* start *

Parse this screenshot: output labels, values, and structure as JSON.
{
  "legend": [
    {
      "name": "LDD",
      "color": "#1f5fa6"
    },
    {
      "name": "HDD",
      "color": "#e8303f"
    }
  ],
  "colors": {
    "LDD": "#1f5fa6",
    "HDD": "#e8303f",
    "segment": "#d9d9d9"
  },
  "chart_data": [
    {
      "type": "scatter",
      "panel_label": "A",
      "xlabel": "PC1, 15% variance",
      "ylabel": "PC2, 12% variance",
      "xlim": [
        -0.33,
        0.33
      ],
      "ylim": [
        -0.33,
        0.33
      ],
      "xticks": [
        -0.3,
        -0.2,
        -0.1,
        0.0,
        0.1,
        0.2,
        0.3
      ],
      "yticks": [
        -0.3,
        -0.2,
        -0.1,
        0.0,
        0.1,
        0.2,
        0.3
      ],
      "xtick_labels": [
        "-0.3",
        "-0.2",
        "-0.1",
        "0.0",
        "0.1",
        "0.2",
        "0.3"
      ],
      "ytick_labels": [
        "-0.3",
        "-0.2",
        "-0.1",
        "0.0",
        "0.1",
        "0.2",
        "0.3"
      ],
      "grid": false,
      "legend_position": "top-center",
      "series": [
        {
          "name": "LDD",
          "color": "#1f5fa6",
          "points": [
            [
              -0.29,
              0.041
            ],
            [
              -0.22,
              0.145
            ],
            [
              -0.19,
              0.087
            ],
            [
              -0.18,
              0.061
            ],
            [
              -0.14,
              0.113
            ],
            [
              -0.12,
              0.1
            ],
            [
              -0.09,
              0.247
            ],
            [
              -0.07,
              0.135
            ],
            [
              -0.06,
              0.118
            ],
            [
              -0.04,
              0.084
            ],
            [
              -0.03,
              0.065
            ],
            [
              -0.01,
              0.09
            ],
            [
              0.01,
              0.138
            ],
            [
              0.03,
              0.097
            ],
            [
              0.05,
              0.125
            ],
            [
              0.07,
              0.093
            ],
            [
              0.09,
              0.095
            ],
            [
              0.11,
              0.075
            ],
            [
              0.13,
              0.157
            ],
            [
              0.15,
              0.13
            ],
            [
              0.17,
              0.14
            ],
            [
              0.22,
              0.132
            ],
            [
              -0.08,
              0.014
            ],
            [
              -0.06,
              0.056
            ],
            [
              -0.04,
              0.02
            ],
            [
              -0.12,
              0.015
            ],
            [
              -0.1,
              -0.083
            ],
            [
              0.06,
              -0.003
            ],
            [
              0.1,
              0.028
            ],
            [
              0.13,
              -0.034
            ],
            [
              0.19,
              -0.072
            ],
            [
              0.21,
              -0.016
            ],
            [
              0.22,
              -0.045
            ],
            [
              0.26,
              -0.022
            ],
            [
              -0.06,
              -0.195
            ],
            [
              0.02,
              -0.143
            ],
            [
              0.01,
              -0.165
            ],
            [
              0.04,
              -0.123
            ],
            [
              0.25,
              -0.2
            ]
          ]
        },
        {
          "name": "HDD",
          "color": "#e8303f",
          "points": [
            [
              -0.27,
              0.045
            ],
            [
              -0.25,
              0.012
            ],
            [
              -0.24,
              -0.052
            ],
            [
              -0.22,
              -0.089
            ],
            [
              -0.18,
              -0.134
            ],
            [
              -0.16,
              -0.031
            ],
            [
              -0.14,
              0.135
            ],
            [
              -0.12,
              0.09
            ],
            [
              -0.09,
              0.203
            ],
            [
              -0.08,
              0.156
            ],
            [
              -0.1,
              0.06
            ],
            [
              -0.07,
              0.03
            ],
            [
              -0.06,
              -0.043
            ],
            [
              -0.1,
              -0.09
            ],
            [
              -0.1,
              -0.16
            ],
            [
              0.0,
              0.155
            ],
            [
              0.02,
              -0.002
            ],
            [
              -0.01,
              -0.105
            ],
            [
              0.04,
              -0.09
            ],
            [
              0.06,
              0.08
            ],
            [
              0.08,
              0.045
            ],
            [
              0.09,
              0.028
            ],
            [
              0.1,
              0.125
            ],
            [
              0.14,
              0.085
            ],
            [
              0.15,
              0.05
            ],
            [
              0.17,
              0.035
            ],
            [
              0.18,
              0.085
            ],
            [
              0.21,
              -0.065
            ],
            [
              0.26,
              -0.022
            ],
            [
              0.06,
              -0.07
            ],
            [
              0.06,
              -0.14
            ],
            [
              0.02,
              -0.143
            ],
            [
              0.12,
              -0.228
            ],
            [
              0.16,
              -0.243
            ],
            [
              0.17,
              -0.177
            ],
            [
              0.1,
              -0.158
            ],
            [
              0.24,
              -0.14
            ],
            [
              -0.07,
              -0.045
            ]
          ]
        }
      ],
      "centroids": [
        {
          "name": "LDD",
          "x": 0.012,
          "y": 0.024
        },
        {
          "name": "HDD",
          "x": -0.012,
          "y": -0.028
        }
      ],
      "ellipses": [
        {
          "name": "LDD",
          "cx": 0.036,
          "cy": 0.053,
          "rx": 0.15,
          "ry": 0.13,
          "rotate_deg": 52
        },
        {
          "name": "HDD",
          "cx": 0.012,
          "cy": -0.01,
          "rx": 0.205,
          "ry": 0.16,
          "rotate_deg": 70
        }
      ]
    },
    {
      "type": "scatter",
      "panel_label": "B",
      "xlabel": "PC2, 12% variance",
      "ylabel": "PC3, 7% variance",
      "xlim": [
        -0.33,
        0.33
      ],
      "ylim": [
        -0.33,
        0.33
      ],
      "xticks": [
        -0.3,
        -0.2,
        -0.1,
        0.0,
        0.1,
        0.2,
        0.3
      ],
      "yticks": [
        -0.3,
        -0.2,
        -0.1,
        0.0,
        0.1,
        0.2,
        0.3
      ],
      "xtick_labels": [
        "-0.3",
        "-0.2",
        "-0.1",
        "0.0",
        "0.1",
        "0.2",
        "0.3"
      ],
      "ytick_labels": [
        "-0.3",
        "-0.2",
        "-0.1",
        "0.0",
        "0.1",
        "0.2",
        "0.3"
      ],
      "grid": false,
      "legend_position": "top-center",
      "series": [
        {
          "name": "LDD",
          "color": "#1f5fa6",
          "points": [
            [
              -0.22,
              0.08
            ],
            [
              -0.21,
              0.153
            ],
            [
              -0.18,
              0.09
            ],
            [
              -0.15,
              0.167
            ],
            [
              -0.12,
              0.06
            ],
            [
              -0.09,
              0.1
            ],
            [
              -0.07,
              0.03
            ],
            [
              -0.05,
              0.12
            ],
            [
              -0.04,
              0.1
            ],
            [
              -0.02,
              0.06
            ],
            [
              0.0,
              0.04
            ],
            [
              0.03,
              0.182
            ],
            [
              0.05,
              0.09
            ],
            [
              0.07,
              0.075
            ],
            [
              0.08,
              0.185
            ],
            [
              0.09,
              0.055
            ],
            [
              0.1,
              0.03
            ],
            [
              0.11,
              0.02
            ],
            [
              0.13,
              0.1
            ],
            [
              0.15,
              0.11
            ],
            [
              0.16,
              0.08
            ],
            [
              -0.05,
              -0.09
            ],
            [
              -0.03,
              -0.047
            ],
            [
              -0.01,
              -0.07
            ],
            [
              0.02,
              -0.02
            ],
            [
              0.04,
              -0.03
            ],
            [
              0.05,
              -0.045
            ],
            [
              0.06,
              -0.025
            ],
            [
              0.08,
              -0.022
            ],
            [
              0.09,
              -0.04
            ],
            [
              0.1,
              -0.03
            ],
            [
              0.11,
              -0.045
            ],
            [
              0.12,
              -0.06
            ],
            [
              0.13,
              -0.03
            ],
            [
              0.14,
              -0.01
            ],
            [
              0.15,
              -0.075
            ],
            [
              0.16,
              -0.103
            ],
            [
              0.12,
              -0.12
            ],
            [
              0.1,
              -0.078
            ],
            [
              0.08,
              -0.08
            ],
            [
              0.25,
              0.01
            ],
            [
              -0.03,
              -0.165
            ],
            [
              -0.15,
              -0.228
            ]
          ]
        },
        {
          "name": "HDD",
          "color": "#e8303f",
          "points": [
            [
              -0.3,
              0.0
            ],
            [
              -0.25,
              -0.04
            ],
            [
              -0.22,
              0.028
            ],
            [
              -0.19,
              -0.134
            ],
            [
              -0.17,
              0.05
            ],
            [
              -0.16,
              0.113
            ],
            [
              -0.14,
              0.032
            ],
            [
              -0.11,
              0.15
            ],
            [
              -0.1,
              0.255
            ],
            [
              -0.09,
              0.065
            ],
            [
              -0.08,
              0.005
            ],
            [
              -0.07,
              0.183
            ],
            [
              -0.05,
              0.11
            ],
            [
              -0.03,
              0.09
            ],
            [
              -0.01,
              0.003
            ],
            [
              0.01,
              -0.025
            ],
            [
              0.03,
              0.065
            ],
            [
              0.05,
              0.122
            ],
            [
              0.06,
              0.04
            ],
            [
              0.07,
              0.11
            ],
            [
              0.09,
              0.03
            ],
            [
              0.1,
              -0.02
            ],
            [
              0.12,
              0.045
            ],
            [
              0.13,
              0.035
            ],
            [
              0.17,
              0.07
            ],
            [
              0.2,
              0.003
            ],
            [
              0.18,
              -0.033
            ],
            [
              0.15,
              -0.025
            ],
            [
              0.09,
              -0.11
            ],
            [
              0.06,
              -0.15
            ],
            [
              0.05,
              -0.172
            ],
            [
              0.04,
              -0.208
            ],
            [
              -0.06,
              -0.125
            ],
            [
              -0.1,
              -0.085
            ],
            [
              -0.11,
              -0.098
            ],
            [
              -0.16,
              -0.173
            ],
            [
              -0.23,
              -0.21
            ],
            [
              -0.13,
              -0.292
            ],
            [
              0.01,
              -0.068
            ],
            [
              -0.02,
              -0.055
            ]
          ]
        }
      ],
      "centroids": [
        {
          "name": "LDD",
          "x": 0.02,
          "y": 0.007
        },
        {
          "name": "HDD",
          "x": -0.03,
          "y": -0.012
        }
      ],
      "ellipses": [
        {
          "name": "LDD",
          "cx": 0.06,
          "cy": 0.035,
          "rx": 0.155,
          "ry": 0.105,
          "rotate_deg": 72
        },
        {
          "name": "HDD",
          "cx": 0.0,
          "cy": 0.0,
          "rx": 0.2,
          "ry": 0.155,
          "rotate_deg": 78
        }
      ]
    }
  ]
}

* end *

Your task is to list each line of the records with the word "ylabel".

      "ylabel": "PC2, 12% variance",
      "ylabel": "PC3, 7% variance",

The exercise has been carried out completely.